▸ **Task instructions**
Find each line with the word "stress" and state how many there are, nothing more.

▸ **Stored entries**

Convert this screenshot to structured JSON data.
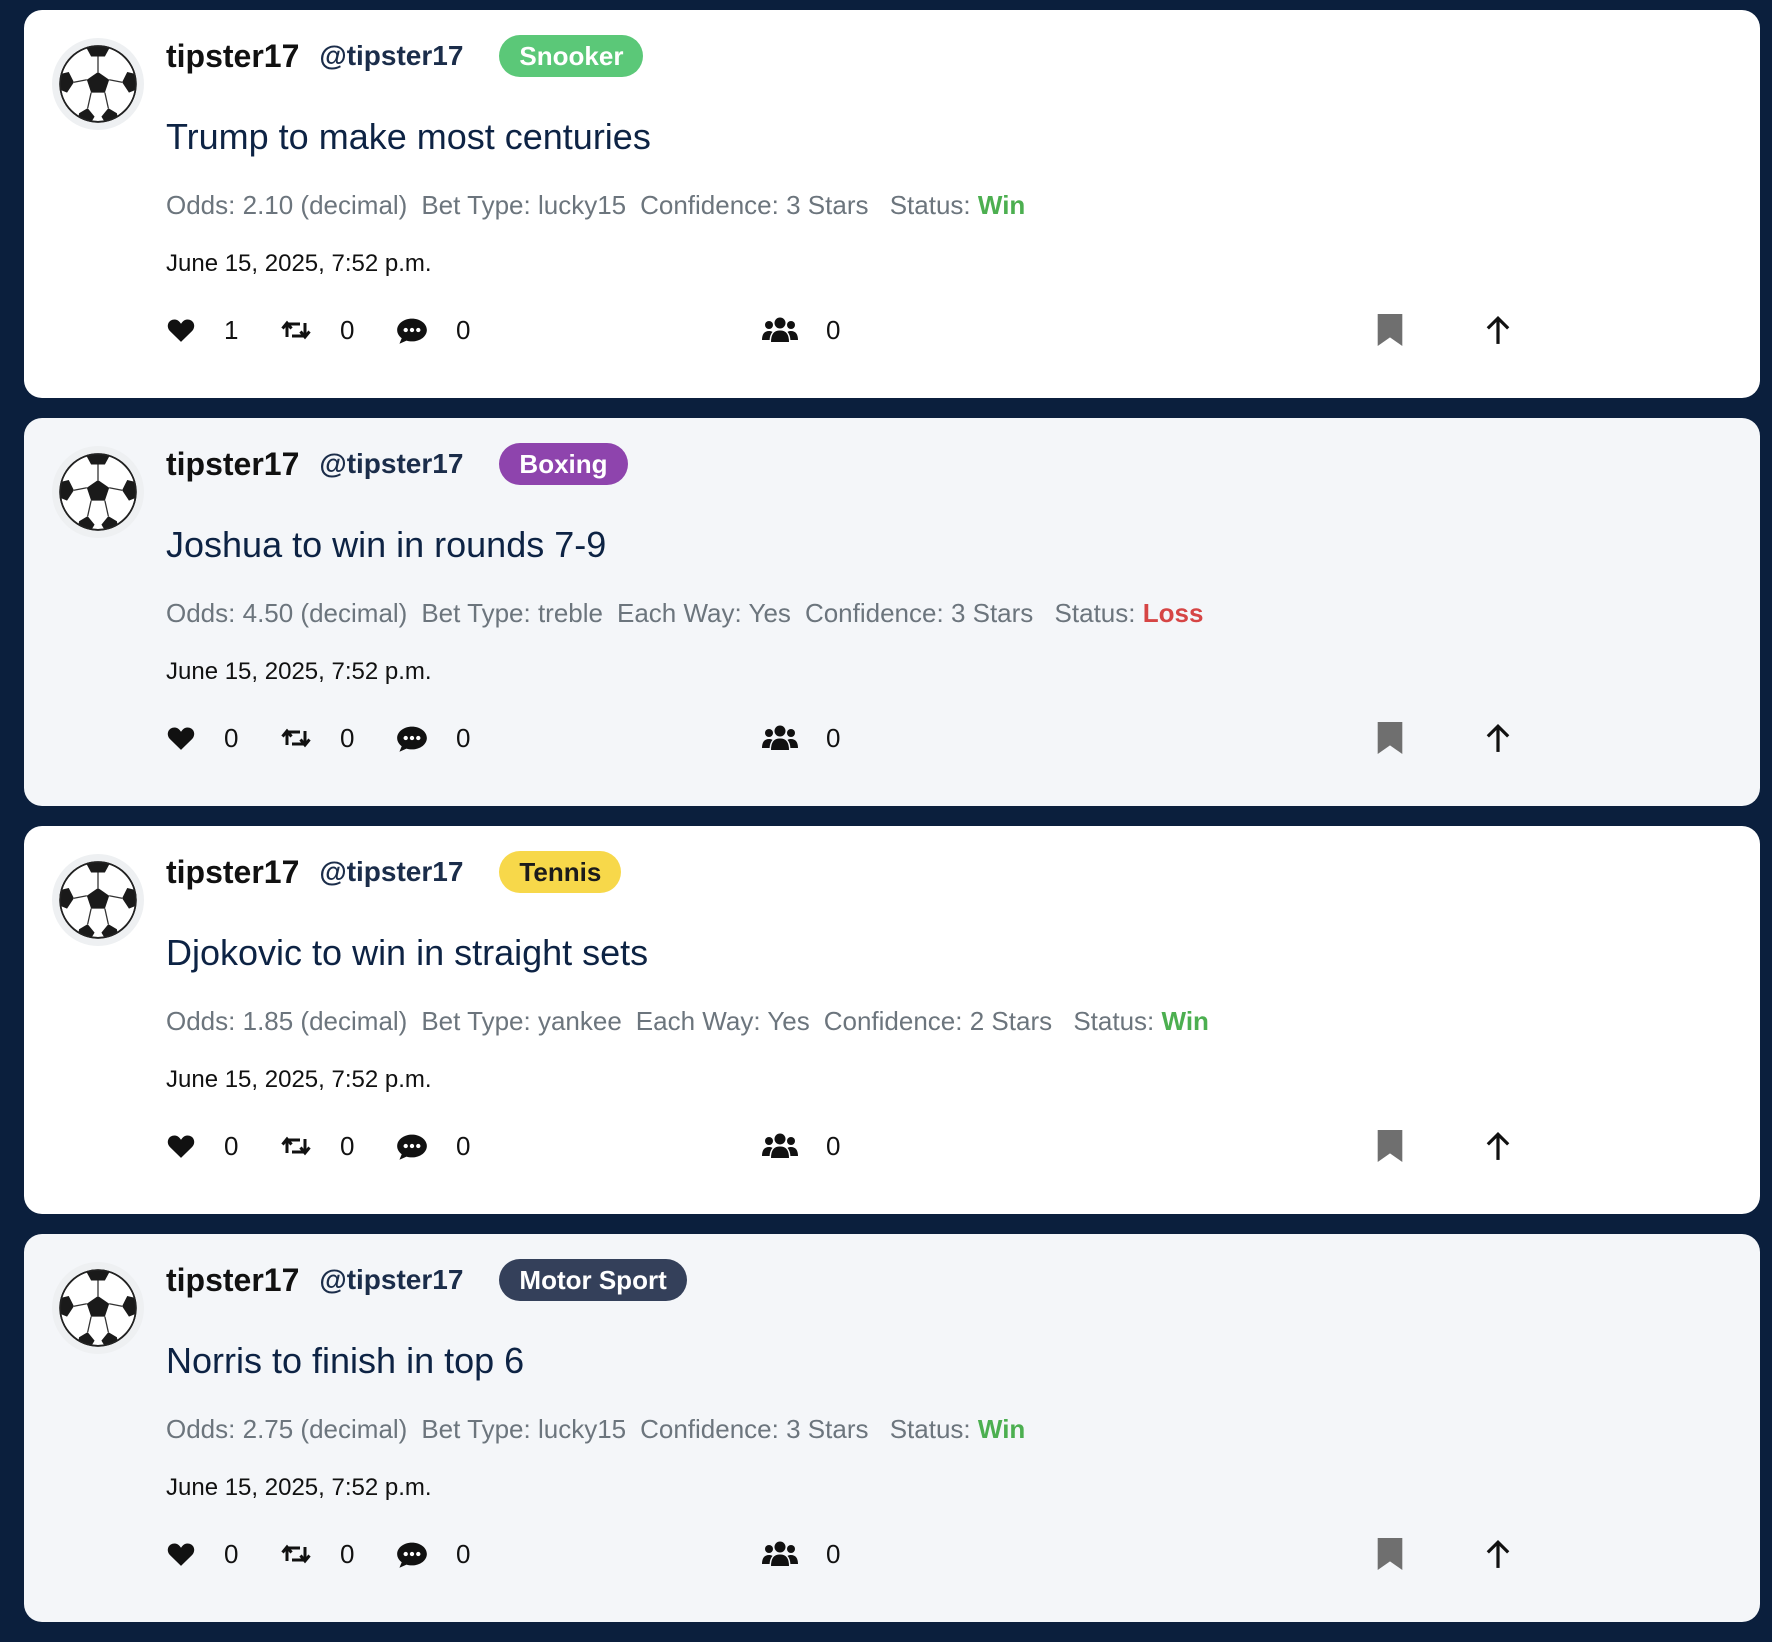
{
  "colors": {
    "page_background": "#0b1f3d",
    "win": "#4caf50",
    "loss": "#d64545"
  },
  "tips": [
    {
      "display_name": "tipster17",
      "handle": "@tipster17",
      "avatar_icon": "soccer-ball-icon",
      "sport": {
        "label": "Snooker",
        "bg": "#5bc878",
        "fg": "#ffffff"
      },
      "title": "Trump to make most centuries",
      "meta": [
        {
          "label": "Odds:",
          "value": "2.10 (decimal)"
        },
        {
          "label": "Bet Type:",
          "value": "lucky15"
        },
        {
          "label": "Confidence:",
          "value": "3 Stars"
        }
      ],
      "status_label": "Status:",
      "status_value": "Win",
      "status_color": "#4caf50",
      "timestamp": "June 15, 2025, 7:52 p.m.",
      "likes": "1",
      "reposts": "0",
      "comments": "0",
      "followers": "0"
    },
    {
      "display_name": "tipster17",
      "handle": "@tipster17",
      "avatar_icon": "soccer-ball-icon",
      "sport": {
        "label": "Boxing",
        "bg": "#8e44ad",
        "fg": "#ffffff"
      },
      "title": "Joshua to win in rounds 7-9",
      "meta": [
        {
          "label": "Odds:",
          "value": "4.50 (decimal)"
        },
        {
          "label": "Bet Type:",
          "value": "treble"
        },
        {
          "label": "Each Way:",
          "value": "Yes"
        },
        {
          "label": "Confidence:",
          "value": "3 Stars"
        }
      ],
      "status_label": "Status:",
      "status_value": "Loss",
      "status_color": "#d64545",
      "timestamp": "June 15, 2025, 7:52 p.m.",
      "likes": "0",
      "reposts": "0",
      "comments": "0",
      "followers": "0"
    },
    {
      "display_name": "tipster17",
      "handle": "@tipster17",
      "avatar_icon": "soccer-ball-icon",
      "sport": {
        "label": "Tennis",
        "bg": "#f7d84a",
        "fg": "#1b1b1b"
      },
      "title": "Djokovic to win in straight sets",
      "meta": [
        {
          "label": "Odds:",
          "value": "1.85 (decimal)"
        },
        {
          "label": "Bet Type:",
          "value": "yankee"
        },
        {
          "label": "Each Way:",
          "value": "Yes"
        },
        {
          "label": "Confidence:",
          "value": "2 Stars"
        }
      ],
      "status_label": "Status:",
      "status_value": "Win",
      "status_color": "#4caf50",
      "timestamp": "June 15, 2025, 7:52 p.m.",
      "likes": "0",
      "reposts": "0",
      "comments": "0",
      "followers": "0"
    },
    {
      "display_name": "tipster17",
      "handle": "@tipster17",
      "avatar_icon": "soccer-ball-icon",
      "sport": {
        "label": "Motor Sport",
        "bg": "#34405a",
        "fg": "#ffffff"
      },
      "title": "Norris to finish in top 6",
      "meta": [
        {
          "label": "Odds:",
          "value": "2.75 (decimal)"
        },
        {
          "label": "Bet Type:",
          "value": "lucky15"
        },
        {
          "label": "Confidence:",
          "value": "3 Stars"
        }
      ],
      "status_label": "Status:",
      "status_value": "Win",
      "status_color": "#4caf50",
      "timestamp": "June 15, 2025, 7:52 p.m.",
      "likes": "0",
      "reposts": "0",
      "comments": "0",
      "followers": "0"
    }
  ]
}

...

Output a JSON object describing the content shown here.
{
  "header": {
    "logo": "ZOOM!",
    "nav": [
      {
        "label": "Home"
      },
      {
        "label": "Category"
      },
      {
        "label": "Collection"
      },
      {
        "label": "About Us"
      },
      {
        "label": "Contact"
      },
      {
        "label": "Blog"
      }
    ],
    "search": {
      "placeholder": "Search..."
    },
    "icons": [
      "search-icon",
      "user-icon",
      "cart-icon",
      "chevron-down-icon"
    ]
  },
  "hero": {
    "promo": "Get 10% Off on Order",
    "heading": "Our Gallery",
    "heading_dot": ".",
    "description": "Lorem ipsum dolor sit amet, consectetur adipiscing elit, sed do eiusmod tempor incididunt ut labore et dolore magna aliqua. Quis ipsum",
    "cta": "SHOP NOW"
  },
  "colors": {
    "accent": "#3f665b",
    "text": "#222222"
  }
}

---

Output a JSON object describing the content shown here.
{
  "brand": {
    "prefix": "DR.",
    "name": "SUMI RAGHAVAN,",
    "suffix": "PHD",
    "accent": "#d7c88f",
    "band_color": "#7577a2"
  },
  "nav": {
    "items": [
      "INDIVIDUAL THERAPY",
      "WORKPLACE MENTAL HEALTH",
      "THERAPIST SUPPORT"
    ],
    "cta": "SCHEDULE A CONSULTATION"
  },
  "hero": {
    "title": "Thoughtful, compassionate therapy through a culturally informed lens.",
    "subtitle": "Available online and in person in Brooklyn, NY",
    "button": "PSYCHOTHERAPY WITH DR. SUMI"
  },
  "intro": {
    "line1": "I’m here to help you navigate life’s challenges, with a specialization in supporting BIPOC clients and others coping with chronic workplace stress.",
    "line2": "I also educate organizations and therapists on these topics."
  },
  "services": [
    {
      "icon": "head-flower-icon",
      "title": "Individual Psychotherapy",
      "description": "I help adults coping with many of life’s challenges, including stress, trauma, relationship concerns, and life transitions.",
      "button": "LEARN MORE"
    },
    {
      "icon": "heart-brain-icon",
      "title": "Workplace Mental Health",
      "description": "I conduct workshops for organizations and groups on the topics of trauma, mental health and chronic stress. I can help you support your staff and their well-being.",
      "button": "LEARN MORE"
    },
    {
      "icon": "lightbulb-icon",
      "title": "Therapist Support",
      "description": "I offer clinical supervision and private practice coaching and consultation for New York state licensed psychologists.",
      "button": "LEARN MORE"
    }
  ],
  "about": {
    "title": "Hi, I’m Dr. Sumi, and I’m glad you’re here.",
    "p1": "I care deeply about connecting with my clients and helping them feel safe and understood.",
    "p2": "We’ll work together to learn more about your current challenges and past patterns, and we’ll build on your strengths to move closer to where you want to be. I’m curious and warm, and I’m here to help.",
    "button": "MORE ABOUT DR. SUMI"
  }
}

▸ **Answer to this problem**
3